Set problem: Repeat each line exactly as it is written.

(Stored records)

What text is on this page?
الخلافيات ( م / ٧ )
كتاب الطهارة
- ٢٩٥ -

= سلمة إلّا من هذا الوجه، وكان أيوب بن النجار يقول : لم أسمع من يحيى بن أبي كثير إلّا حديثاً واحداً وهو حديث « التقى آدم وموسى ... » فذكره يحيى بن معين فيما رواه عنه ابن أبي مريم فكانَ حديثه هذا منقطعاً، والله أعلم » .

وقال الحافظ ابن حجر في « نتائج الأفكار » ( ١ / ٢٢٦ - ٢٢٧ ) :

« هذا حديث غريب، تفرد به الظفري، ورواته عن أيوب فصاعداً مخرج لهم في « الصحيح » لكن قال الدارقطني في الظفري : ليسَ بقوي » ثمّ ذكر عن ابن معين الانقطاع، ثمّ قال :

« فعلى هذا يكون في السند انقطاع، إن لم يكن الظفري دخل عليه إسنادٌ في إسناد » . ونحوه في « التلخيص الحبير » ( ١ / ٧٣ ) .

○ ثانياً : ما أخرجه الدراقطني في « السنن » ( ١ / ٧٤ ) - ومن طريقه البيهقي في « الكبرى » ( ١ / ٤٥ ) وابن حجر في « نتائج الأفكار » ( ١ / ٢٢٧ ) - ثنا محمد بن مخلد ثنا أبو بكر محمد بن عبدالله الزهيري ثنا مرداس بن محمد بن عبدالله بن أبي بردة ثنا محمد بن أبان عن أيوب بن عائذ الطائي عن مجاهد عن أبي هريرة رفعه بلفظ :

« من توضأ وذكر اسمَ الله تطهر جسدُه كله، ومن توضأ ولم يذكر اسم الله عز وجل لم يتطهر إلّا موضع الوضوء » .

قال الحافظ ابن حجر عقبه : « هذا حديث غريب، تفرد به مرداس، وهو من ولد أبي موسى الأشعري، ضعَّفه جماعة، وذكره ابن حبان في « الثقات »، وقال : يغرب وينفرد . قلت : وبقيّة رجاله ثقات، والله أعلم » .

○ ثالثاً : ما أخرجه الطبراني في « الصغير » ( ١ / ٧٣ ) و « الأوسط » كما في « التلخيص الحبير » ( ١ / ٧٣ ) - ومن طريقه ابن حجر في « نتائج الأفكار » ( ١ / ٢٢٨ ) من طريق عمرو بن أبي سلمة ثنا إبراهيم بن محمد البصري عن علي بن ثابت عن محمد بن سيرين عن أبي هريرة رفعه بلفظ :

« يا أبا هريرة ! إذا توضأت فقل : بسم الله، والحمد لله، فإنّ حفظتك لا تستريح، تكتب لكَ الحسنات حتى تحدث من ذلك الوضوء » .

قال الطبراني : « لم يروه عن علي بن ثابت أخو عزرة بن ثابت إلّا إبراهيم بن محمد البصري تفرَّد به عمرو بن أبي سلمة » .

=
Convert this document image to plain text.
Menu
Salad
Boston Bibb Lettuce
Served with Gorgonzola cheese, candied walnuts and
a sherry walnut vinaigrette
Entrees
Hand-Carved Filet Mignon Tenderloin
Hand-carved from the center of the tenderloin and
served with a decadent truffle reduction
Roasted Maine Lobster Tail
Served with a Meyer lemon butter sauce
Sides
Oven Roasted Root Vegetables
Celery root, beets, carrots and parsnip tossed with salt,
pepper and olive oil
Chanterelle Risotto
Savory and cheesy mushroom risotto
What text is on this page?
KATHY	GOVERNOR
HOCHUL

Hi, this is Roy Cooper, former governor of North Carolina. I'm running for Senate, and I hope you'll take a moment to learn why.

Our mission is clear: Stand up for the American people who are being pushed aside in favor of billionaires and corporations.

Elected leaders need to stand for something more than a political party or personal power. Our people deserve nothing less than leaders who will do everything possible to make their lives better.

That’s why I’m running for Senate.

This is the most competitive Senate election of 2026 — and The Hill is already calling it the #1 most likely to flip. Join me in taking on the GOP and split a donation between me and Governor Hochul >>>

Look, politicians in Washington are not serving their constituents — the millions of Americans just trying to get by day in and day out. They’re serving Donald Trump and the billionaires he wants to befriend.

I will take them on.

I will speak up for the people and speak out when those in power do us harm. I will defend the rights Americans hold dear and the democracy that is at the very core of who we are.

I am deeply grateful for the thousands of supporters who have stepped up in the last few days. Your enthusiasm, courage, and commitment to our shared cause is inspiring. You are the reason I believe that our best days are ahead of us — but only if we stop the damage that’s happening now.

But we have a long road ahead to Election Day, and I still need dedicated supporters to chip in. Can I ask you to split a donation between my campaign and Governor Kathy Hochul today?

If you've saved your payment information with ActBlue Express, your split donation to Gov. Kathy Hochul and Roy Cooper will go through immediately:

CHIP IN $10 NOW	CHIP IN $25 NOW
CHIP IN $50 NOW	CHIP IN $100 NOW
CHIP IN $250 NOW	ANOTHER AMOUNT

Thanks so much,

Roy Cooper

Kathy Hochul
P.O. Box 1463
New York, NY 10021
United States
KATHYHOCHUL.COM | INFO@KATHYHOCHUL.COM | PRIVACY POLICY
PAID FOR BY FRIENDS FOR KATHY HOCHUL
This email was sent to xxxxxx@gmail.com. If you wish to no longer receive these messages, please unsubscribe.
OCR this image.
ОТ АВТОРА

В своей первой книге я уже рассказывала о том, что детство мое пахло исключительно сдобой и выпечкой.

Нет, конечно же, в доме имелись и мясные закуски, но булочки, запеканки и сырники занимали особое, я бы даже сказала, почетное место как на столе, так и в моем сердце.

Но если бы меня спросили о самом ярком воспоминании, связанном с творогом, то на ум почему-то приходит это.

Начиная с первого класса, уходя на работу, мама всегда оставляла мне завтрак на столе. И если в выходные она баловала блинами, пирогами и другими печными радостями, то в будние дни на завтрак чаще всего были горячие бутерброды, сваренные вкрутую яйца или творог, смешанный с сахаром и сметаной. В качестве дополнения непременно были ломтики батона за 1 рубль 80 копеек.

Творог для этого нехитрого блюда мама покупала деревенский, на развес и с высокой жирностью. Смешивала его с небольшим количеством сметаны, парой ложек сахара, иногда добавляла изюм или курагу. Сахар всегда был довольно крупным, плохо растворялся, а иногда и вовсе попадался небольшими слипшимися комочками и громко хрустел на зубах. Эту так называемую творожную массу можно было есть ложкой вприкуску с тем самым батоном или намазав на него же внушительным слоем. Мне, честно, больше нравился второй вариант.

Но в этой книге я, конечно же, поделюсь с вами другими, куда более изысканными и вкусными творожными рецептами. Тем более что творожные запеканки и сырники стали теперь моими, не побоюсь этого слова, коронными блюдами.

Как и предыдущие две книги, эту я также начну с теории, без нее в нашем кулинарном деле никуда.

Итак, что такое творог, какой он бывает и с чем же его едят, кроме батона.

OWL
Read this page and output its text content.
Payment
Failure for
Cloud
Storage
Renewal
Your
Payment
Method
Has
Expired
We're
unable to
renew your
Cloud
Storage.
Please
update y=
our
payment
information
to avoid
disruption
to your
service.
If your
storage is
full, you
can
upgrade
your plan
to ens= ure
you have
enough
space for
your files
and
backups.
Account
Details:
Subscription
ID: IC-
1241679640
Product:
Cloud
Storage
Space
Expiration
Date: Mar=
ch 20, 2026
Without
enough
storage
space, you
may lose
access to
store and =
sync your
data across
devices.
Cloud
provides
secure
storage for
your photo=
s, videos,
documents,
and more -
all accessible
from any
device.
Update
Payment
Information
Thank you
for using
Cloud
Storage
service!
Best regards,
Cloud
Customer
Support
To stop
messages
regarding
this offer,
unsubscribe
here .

Solution to this exercise:
What text is on this page?
الخلافيات ( م / ٧ )
كتاب الطهارة
- ٢٩٥ -

= سلمة إلّا من هذا الوجه، وكان أيوب بن النجار يقول : لم أسمع من يحيى بن أبي كثير إلّا حديثاً واحداً وهو حديث « التقى آدم وموسى ... » فذكره يحيى بن معين فيما رواه عنه ابن أبي مريم فكانَ حديثه هذا منقطعاً، والله أعلم » .

وقال الحافظ ابن حجر في « نتائج الأفكار » ( ١ / ٢٢٦ - ٢٢٧ ) :

« هذا حديث غريب، تفرد به الظفري، ورواته عن أيوب فصاعداً مخرج لهم في « الصحيح » لكن قال الدارقطني في الظفري : ليسَ بقوي » ثمّ ذكر عن ابن معين الانقطاع، ثمّ قال :

« فعلى هذا يكون في السند انقطاع، إن لم يكن الظفري دخل عليه إسنادٌ في إسناد » . ونحوه في « التلخيص الحبير » ( ١ / ٧٣ ) .

○ ثانياً : ما أخرجه الدراقطني في « السنن » ( ١ / ٧٤ ) - ومن طريقه البيهقي في « الكبرى » ( ١ / ٤٥ ) وابن حجر في « نتائج الأفكار » ( ١ / ٢٢٧ ) - ثنا محمد بن مخلد ثنا أبو بكر محمد بن عبدالله الزهيري ثنا مرداس بن محمد بن عبدالله بن أبي بردة ثنا محمد بن أبان عن أيوب بن عائذ الطائي عن مجاهد عن أبي هريرة رفعه بلفظ :

« من توضأ وذكر اسمَ الله تطهر جسدُه كله، ومن توضأ ولم يذكر اسم الله عز وجل لم يتطهر إلّا موضع الوضوء » .

قال الحافظ ابن حجر عقبه : « هذا حديث غريب، تفرد به مرداس، وهو من ولد أبي موسى الأشعري، ضعَّفه جماعة، وذكره ابن حبان في « الثقات »، وقال : يغرب وينفرد . قلت : وبقيّة رجاله ثقات، والله أعلم » .

○ ثالثاً : ما أخرجه الطبراني في « الصغير » ( ١ / ٧٣ ) و « الأوسط » كما في « التلخيص الحبير » ( ١ / ٧٣ ) - ومن طريقه ابن حجر في « نتائج الأفكار » ( ١ / ٢٢٨ ) من طريق عمرو بن أبي سلمة ثنا إبراهيم بن محمد البصري عن علي بن ثابت عن محمد بن سيرين عن أبي هريرة رفعه بلفظ :

« يا أبا هريرة ! إذا توضأت فقل : بسم الله، والحمد لله، فإنّ حفظتك لا تستريح، تكتب لكَ الحسنات حتى تحدث من ذلك الوضوء » .

قال الطبراني : « لم يروه عن علي بن ثابت أخو عزرة بن ثابت إلّا إبراهيم بن محمد البصري تفرَّد به عمرو بن أبي سلمة » .

=
Convert this document image to plain text.
Menu
Salad
Boston Bibb Lettuce
Served with Gorgonzola cheese, candied walnuts and
a sherry walnut vinaigrette
Entrees
Hand-Carved Filet Mignon Tenderloin
Hand-carved from the center of the tenderloin and
served with a decadent truffle reduction
Roasted Maine Lobster Tail
Served with a Meyer lemon butter sauce
Sides
Oven Roasted Root Vegetables
Celery root, beets, carrots and parsnip tossed with salt,
pepper and olive oil
Chanterelle Risotto
Savory and cheesy mushroom risotto
What text is on this page?
KATHY	GOVERNOR
HOCHUL

Hi, this is Roy Cooper, former governor of North Carolina. I'm running for Senate, and I hope you'll take a moment to learn why.

Our mission is clear: Stand up for the American people who are being pushed aside in favor of billionaires and corporations.

Elected leaders need to stand for something more than a political party or personal power. Our people deserve nothing less than leaders who will do everything possible to make their lives better.

That’s why I’m running for Senate.

This is the most competitive Senate election of 2026 — and The Hill is already calling it the #1 most likely to flip. Join me in taking on the GOP and split a donation between me and Governor Hochul >>>

Look, politicians in Washington are not serving their constituents — the millions of Americans just trying to get by day in and day out. They’re serving Donald Trump and the billionaires he wants to befriend.

I will take them on.

I will speak up for the people and speak out when those in power do us harm. I will defend the rights Americans hold dear and the democracy that is at the very core of who we are.

I am deeply grateful for the thousands of supporters who have stepped up in the last few days. Your enthusiasm, courage, and commitment to our shared cause is inspiring. You are the reason I believe that our best days are ahead of us — but only if we stop the damage that’s happening now.

But we have a long road ahead to Election Day, and I still need dedicated supporters to chip in. Can I ask you to split a donation between my campaign and Governor Kathy Hochul today?

If you've saved your payment information with ActBlue Express, your split donation to Gov. Kathy Hochul and Roy Cooper will go through immediately:

CHIP IN $10 NOW	CHIP IN $25 NOW
CHIP IN $50 NOW	CHIP IN $100 NOW
CHIP IN $250 NOW	ANOTHER AMOUNT

Thanks so much,

Roy Cooper

Kathy Hochul
P.O. Box 1463
New York, NY 10021
United States
KATHYHOCHUL.COM | INFO@KATHYHOCHUL.COM | PRIVACY POLICY
PAID FOR BY FRIENDS FOR KATHY HOCHUL
This email was sent to xxxxxx@gmail.com. If you wish to no longer receive these messages, please unsubscribe.
OCR this image.
ОТ АВТОРА

В своей первой книге я уже рассказывала о том, что детство мое пахло исключительно сдобой и выпечкой.

Нет, конечно же, в доме имелись и мясные закуски, но булочки, запеканки и сырники занимали особое, я бы даже сказала, почетное место как на столе, так и в моем сердце.

Но если бы меня спросили о самом ярком воспоминании, связанном с творогом, то на ум почему-то приходит это.

Начиная с первого класса, уходя на работу, мама всегда оставляла мне завтрак на столе. И если в выходные она баловала блинами, пирогами и другими печными радостями, то в будние дни на завтрак чаще всего были горячие бутерброды, сваренные вкрутую яйца или творог, смешанный с сахаром и сметаной. В качестве дополнения непременно были ломтики батона за 1 рубль 80 копеек.

Творог для этого нехитрого блюда мама покупала деревенский, на развес и с высокой жирностью. Смешивала его с небольшим количеством сметаны, парой ложек сахара, иногда добавляла изюм или курагу. Сахар всегда был довольно крупным, плохо растворялся, а иногда и вовсе попадался небольшими слипшимися комочками и громко хрустел на зубах. Эту так называемую творожную массу можно было есть ложкой вприкуску с тем самым батоном или намазав на него же внушительным слоем. Мне, честно, больше нравился второй вариант.

Но в этой книге я, конечно же, поделюсь с вами другими, куда более изысканными и вкусными творожными рецептами. Тем более что творожные запеканки и сырники стали теперь моими, не побоюсь этого слова, коронными блюдами.

Как и предыдущие две книги, эту я также начну с теории, без нее в нашем кулинарном деле никуда.

Итак, что такое творог, какой он бывает и с чем же его едят, кроме батона.

OWL
Read this page and output its text content.
Payment
Failure for
Cloud
Storage
Renewal
Your
Payment
Method
Has
Expired
We're
unable to
renew your
Cloud
Storage.
Please
update y=
our
payment
information
to avoid
disruption
to your
service.
If your
storage is
full, you
can
upgrade
your plan
to ens= ure
you have
enough
space for
your files
and
backups.
Account
Details:
Subscription
ID: IC-
1241679640
Product:
Cloud
Storage
Space
Expiration
Date: Mar=
ch 20, 2026
Without
enough
storage
space, you
may lose
access to
store and =
sync your
data across
devices.
Cloud
provides
secure
storage for
your photo=
s, videos,
documents,
and more -
all accessible
from any
device.
Update
Payment
Information
Thank you
for using
Cloud
Storage
service!
Best regards,
Cloud
Customer
Support
To stop
messages
regarding
this offer,
unsubscribe
here .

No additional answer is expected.